- [TASK DESCRIPTION]
Repeat the material verbatim. Images are excluded from the copy.

- [RECORD SET]
──────
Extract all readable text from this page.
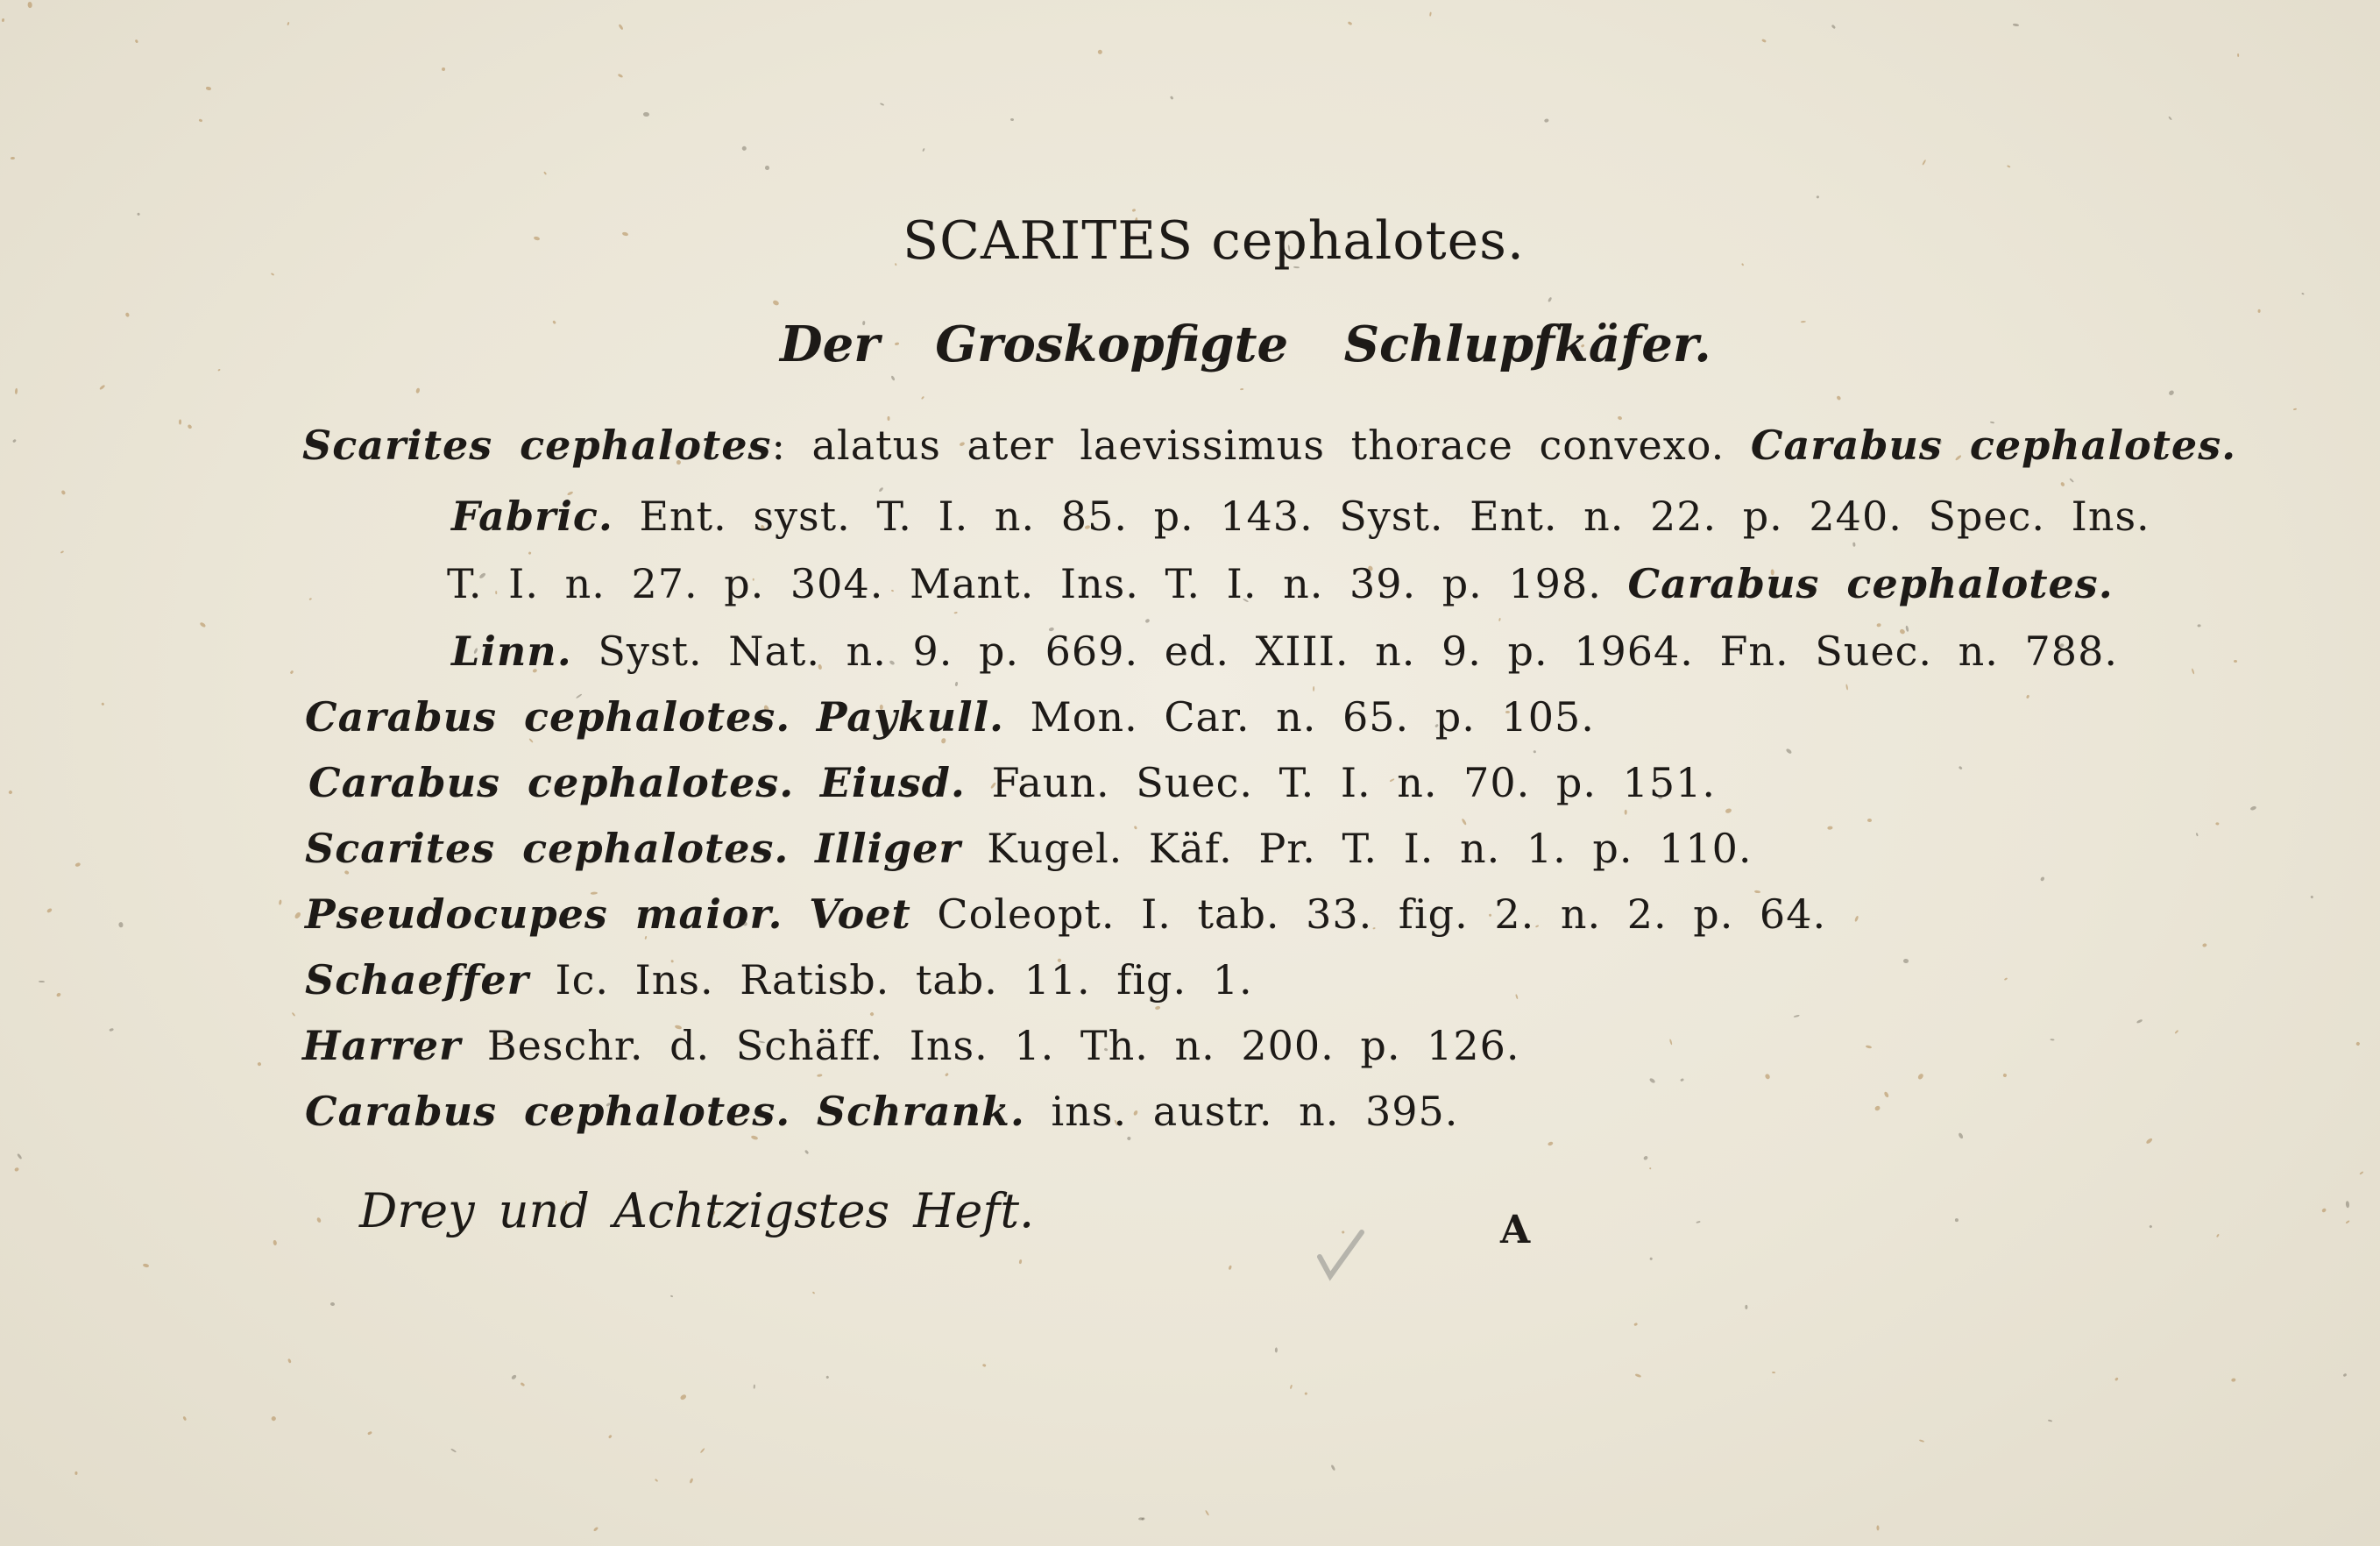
SCARITES cephalotes.
Der Groskopfigte Schlupfkäfer.
Scarites cephalotes: alatus ater laevissimus thorace convexo. Carabus cephalotes.
Fabric. Ent. syst. T. I. n. 85. p. 143. Syst. Ent. n. 22. p. 240. Spec. Ins.
T. I. n. 27. p. 304. Mant. Ins. T. I. n. 39. p. 198. Carabus cephalotes.
Linn. Syst. Nat. n. 9. p. 669. ed. XIII. n. 9. p. 1964. Fn. Suec. n. 788.
Carabus cephalotes. Paykull. Mon. Car. n. 65. p. 105.
Carabus cephalotes. Eiusd. Faun. Suec. T. I. n. 70. p. 151.
Scarites cephalotes. Illiger Kugel. Käf. Pr. T. I. n. 1. p. 110.
Pseudocupes maior. Voet Coleopt. I. tab. 33. fig. 2. n. 2. p. 64.
Schaeffer Ic. Ins. Ratisb. tab. 11. fig. 1.
Harrer Beschr. d. Schäff. Ins. 1. Th. n. 200. p. 126.
Carabus cephalotes. Schrank. ins. austr. n. 395.
Drey und Achtzigstes Heft.	A
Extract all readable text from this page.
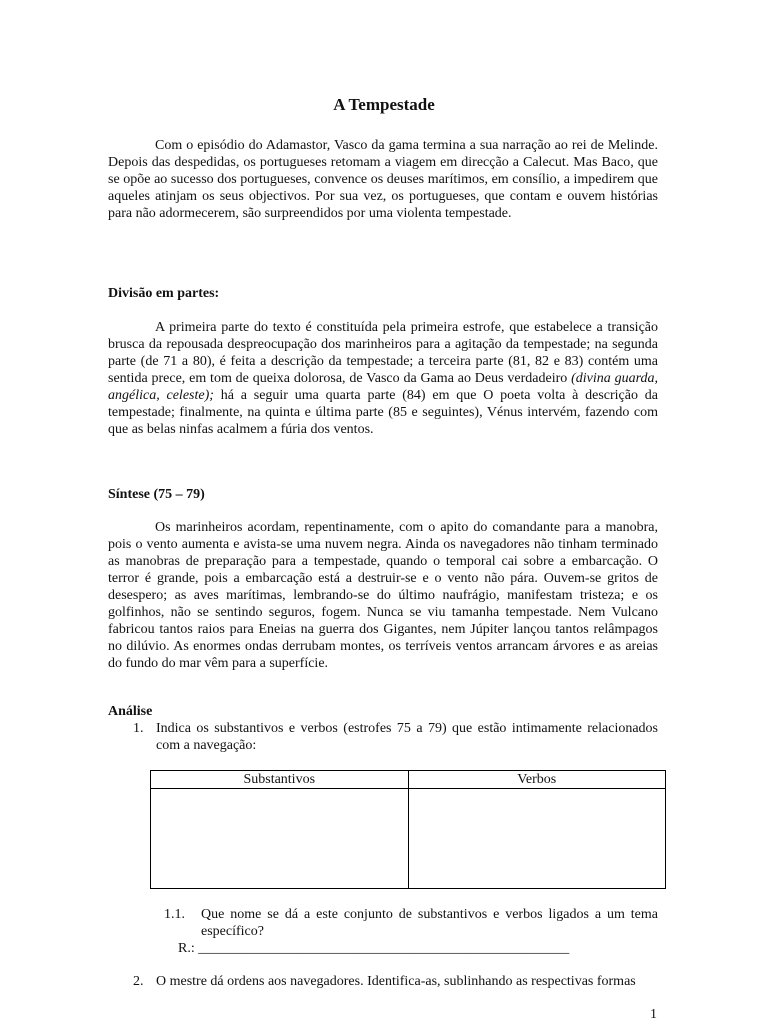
A Tempestade

Com o episódio do Adamastor, Vasco da gama termina a sua narração ao rei de Melinde. Depois das despedidas, os portugueses retomam a viagem em direcção a Calecut. Mas Baco, que se opõe ao sucesso dos portugueses, convence os deuses marítimos, em consílio, a impedirem que aqueles atinjam os seus objectivos. Por sua vez, os portugueses, que contam e ouvem histórias para não adormecerem, são surpreendidos por uma violenta tempestade.

Divisão em partes:

A primeira parte do texto é constituída pela primeira estrofe, que estabelece a transição brusca da repousada despreocupação dos marinheiros para a agitação da tempestade; na segunda parte (de 71 a 80), é feita a descrição da tempestade; a terceira parte (81, 82 e 83) contém uma sentida prece, em tom de queixa dolorosa, de Vasco da Gama ao Deus verdadeiro (divina guarda, angélica, celeste); há a seguir uma quarta parte (84) em que O poeta volta à descrição da tempestade; finalmente, na quinta e última parte (85 e seguintes), Vénus intervém, fazendo com que as belas ninfas acalmem a fúria dos ventos.

Síntese (75 – 79)

Os marinheiros acordam, repentinamente, com o apito do comandante para a manobra, pois o vento aumenta e avista-se uma nuvem negra. Ainda os navegadores não tinham terminado as manobras de preparação para a tempestade, quando o temporal cai sobre a embarcação. O terror é grande, pois a embarcação está a destruir-se e o vento não pára. Ouvem-se gritos de desespero; as aves marítimas, lembrando-se do último naufrágio, manifestam tristeza; e os golfinhos, não se sentindo seguros, fogem. Nunca se viu tamanha tempestade. Nem Vulcano fabricou tantos raios para Eneias na guerra dos Gigantes, nem Júpiter lançou tantos relâmpagos no dilúvio. As enormes ondas derrubam montes, os terríveis ventos arrancam árvores e as areias do fundo do mar vêm para a superfície.

Análise

1. Indica os substantivos e verbos (estrofes 75 a 79) que estão intimamente relacionados com a navegação:

Substantivos	Verbos

1.1. Que nome se dá a este conjunto de substantivos e verbos ligados a um tema específico?

R.: _____________________________________________________

2. O mestre dá ordens aos navegadores. Identifica-as, sublinhando as respectivas formas

1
──────
- [SOLVED EXERCISE]
Extract all readable text from this page.
SCARITES cephalotes.
Der Groskopfigte Schlupfkäfer.
Scarites cephalotes: alatus ater laevissimus thorace convexo. Carabus cephalotes.
Fabric. Ent. syst. T. I. n. 85. p. 143. Syst. Ent. n. 22. p. 240. Spec. Ins.
T. I. n. 27. p. 304. Mant. Ins. T. I. n. 39. p. 198. Carabus cephalotes.
Linn. Syst. Nat. n. 9. p. 669. ed. XIII. n. 9. p. 1964. Fn. Suec. n. 788.
Carabus cephalotes. Paykull. Mon. Car. n. 65. p. 105.
Carabus cephalotes. Eiusd. Faun. Suec. T. I. n. 70. p. 151.
Scarites cephalotes. Illiger Kugel. Käf. Pr. T. I. n. 1. p. 110.
Pseudocupes maior. Voet Coleopt. I. tab. 33. fig. 2. n. 2. p. 64.
Schaeffer Ic. Ins. Ratisb. tab. 11. fig. 1.
Harrer Beschr. d. Schäff. Ins. 1. Th. n. 200. p. 126.
Carabus cephalotes. Schrank. ins. austr. n. 395.
Drey und Achtzigstes Heft.	A
Extract all readable text from this page.
A Tempestade

Com o episódio do Adamastor, Vasco da gama termina a sua narração ao rei de Melinde. Depois das despedidas, os portugueses retomam a viagem em direcção a Calecut. Mas Baco, que se opõe ao sucesso dos portugueses, convence os deuses marítimos, em consílio, a impedirem que aqueles atinjam os seus objectivos. Por sua vez, os portugueses, que contam e ouvem histórias para não adormecerem, são surpreendidos por uma violenta tempestade.

Divisão em partes:

A primeira parte do texto é constituída pela primeira estrofe, que estabelece a transição brusca da repousada despreocupação dos marinheiros para a agitação da tempestade; na segunda parte (de 71 a 80), é feita a descrição da tempestade; a terceira parte (81, 82 e 83) contém uma sentida prece, em tom de queixa dolorosa, de Vasco da Gama ao Deus verdadeiro (divina guarda, angélica, celeste); há a seguir uma quarta parte (84) em que O poeta volta à descrição da tempestade; finalmente, na quinta e última parte (85 e seguintes), Vénus intervém, fazendo com que as belas ninfas acalmem a fúria dos ventos.

Síntese (75 – 79)

Os marinheiros acordam, repentinamente, com o apito do comandante para a manobra, pois o vento aumenta e avista-se uma nuvem negra. Ainda os navegadores não tinham terminado as manobras de preparação para a tempestade, quando o temporal cai sobre a embarcação. O terror é grande, pois a embarcação está a destruir-se e o vento não pára. Ouvem-se gritos de desespero; as aves marítimas, lembrando-se do último naufrágio, manifestam tristeza; e os golfinhos, não se sentindo seguros, fogem. Nunca se viu tamanha tempestade. Nem Vulcano fabricou tantos raios para Eneias na guerra dos Gigantes, nem Júpiter lançou tantos relâmpagos no dilúvio. As enormes ondas derrubam montes, os terríveis ventos arrancam árvores e as areias do fundo do mar vêm para a superfície.

Análise

1. Indica os substantivos e verbos (estrofes 75 a 79) que estão intimamente relacionados com a navegação:

Substantivos	Verbos

1.1. Que nome se dá a este conjunto de substantivos e verbos ligados a um tema específico?

R.: _____________________________________________________

2. O mestre dá ordens aos navegadores. Identifica-as, sublinhando as respectivas formas

1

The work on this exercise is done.